* _Goal of the exercise_: Below are some records; retype all of them exactly.

* _Given information_:
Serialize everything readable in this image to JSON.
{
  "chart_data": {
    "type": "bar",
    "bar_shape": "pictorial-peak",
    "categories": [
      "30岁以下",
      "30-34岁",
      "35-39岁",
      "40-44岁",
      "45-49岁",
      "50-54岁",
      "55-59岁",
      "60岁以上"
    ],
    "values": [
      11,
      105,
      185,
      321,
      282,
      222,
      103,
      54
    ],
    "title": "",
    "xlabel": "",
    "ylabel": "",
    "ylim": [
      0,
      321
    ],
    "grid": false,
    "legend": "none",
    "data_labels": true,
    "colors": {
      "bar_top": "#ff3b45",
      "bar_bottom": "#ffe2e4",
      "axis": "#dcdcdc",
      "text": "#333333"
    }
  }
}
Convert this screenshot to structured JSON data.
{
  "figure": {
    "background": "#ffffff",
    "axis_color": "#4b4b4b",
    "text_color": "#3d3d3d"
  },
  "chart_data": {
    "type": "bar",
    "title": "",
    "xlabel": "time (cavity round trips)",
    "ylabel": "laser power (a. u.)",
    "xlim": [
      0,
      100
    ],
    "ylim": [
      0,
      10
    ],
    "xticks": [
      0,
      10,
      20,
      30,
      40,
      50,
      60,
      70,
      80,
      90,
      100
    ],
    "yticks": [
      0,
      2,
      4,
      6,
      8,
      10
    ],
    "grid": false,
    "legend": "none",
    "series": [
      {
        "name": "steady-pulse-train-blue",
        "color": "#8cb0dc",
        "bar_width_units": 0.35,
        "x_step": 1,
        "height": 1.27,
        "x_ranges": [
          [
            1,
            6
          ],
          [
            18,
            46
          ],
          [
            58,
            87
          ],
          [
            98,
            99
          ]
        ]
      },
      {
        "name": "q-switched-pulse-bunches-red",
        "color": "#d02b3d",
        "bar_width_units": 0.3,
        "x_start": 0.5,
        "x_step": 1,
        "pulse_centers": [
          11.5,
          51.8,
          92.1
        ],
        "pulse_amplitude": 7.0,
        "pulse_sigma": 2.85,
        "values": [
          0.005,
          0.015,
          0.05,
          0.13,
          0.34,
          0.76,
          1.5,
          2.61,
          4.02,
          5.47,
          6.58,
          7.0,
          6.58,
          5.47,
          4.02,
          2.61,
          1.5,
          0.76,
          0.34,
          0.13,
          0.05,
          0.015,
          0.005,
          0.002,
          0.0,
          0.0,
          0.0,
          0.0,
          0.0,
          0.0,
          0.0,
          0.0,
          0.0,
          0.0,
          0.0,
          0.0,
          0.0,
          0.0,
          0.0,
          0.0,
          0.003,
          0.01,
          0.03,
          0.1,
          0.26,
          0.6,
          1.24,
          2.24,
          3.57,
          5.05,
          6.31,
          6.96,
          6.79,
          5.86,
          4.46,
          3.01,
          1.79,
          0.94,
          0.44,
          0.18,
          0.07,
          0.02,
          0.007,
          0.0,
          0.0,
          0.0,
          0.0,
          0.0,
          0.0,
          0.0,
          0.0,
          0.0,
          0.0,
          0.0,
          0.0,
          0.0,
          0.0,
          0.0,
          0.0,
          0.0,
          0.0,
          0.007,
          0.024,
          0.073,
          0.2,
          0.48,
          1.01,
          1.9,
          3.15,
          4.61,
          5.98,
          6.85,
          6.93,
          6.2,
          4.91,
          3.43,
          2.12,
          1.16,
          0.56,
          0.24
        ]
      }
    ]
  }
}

* _Answer to this task_:
Serialize everything readable in this image to JSON.
{
  "chart_data": {
    "type": "bar",
    "bar_shape": "pictorial-peak",
    "categories": [
      "30岁以下",
      "30-34岁",
      "35-39岁",
      "40-44岁",
      "45-49岁",
      "50-54岁",
      "55-59岁",
      "60岁以上"
    ],
    "values": [
      11,
      105,
      185,
      321,
      282,
      222,
      103,
      54
    ],
    "title": "",
    "xlabel": "",
    "ylabel": "",
    "ylim": [
      0,
      321
    ],
    "grid": false,
    "legend": "none",
    "data_labels": true,
    "colors": {
      "bar_top": "#ff3b45",
      "bar_bottom": "#ffe2e4",
      "axis": "#dcdcdc",
      "text": "#333333"
    }
  }
}
Convert this screenshot to structured JSON data.
{
  "figure": {
    "background": "#ffffff",
    "axis_color": "#4b4b4b",
    "text_color": "#3d3d3d"
  },
  "chart_data": {
    "type": "bar",
    "title": "",
    "xlabel": "time (cavity round trips)",
    "ylabel": "laser power (a. u.)",
    "xlim": [
      0,
      100
    ],
    "ylim": [
      0,
      10
    ],
    "xticks": [
      0,
      10,
      20,
      30,
      40,
      50,
      60,
      70,
      80,
      90,
      100
    ],
    "yticks": [
      0,
      2,
      4,
      6,
      8,
      10
    ],
    "grid": false,
    "legend": "none",
    "series": [
      {
        "name": "steady-pulse-train-blue",
        "color": "#8cb0dc",
        "bar_width_units": 0.35,
        "x_step": 1,
        "height": 1.27,
        "x_ranges": [
          [
            1,
            6
          ],
          [
            18,
            46
          ],
          [
            58,
            87
          ],
          [
            98,
            99
          ]
        ]
      },
      {
        "name": "q-switched-pulse-bunches-red",
        "color": "#d02b3d",
        "bar_width_units": 0.3,
        "x_start": 0.5,
        "x_step": 1,
        "pulse_centers": [
          11.5,
          51.8,
          92.1
        ],
        "pulse_amplitude": 7.0,
        "pulse_sigma": 2.85,
        "values": [
          0.005,
          0.015,
          0.05,
          0.13,
          0.34,
          0.76,
          1.5,
          2.61,
          4.02,
          5.47,
          6.58,
          7.0,
          6.58,
          5.47,
          4.02,
          2.61,
          1.5,
          0.76,
          0.34,
          0.13,
          0.05,
          0.015,
          0.005,
          0.002,
          0.0,
          0.0,
          0.0,
          0.0,
          0.0,
          0.0,
          0.0,
          0.0,
          0.0,
          0.0,
          0.0,
          0.0,
          0.0,
          0.0,
          0.0,
          0.0,
          0.003,
          0.01,
          0.03,
          0.1,
          0.26,
          0.6,
          1.24,
          2.24,
          3.57,
          5.05,
          6.31,
          6.96,
          6.79,
          5.86,
          4.46,
          3.01,
          1.79,
          0.94,
          0.44,
          0.18,
          0.07,
          0.02,
          0.007,
          0.0,
          0.0,
          0.0,
          0.0,
          0.0,
          0.0,
          0.0,
          0.0,
          0.0,
          0.0,
          0.0,
          0.0,
          0.0,
          0.0,
          0.0,
          0.0,
          0.0,
          0.0,
          0.007,
          0.024,
          0.073,
          0.2,
          0.48,
          1.01,
          1.9,
          3.15,
          4.61,
          5.98,
          6.85,
          6.93,
          6.2,
          4.91,
          3.43,
          2.12,
          1.16,
          0.56,
          0.24
        ]
      }
    ]
  }
}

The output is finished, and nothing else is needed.